#### YOUR OBJECTIVE:
Exactly repeat all the records below, omitting the images they hold.

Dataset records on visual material

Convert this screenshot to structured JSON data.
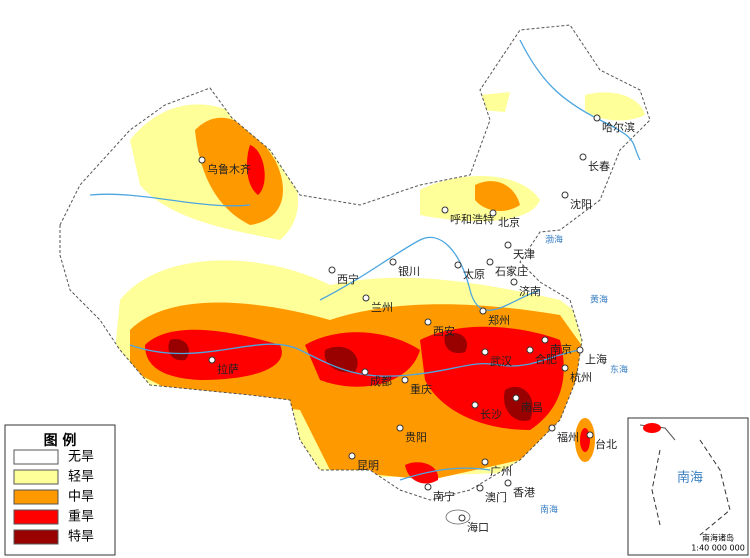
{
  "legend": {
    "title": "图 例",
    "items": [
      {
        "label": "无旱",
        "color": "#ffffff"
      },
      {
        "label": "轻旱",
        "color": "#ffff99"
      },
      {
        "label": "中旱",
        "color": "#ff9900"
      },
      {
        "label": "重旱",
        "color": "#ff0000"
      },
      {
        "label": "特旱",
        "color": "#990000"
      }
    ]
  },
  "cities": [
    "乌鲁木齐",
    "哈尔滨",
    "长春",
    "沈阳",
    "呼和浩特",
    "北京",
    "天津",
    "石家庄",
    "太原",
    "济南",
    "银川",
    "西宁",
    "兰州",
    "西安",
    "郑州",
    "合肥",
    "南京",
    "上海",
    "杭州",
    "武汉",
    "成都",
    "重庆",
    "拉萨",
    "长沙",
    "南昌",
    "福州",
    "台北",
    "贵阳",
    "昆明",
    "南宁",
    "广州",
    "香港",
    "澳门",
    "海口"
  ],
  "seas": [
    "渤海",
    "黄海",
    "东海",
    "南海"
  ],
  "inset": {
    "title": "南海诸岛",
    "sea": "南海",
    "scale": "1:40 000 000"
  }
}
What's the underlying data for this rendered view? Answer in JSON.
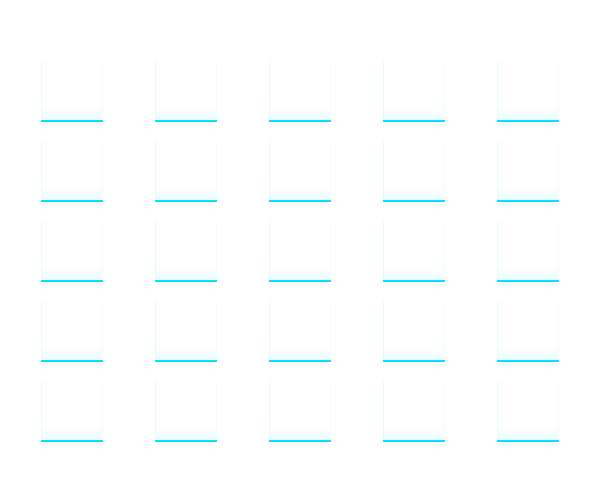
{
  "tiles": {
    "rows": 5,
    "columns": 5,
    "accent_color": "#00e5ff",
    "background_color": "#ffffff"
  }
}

#### COMPLETE OUTPUT:
Convert this screenshot to structured JSON data.
{
  "legend": {
    "title": "图 例",
    "items": [
      {
        "label": "无旱",
        "color": "#ffffff"
      },
      {
        "label": "轻旱",
        "color": "#ffff99"
      },
      {
        "label": "中旱",
        "color": "#ff9900"
      },
      {
        "label": "重旱",
        "color": "#ff0000"
      },
      {
        "label": "特旱",
        "color": "#990000"
      }
    ]
  },
  "cities": [
    "乌鲁木齐",
    "哈尔滨",
    "长春",
    "沈阳",
    "呼和浩特",
    "北京",
    "天津",
    "石家庄",
    "太原",
    "济南",
    "银川",
    "西宁",
    "兰州",
    "西安",
    "郑州",
    "合肥",
    "南京",
    "上海",
    "杭州",
    "武汉",
    "成都",
    "重庆",
    "拉萨",
    "长沙",
    "南昌",
    "福州",
    "台北",
    "贵阳",
    "昆明",
    "南宁",
    "广州",
    "香港",
    "澳门",
    "海口"
  ],
  "seas": [
    "渤海",
    "黄海",
    "东海",
    "南海"
  ],
  "inset": {
    "title": "南海诸岛",
    "sea": "南海",
    "scale": "1:40 000 000"
  }
}
What's the underlying data for this rendered view? Answer in JSON.
{
  "tiles": {
    "rows": 5,
    "columns": 5,
    "accent_color": "#00e5ff",
    "background_color": "#ffffff"
  }
}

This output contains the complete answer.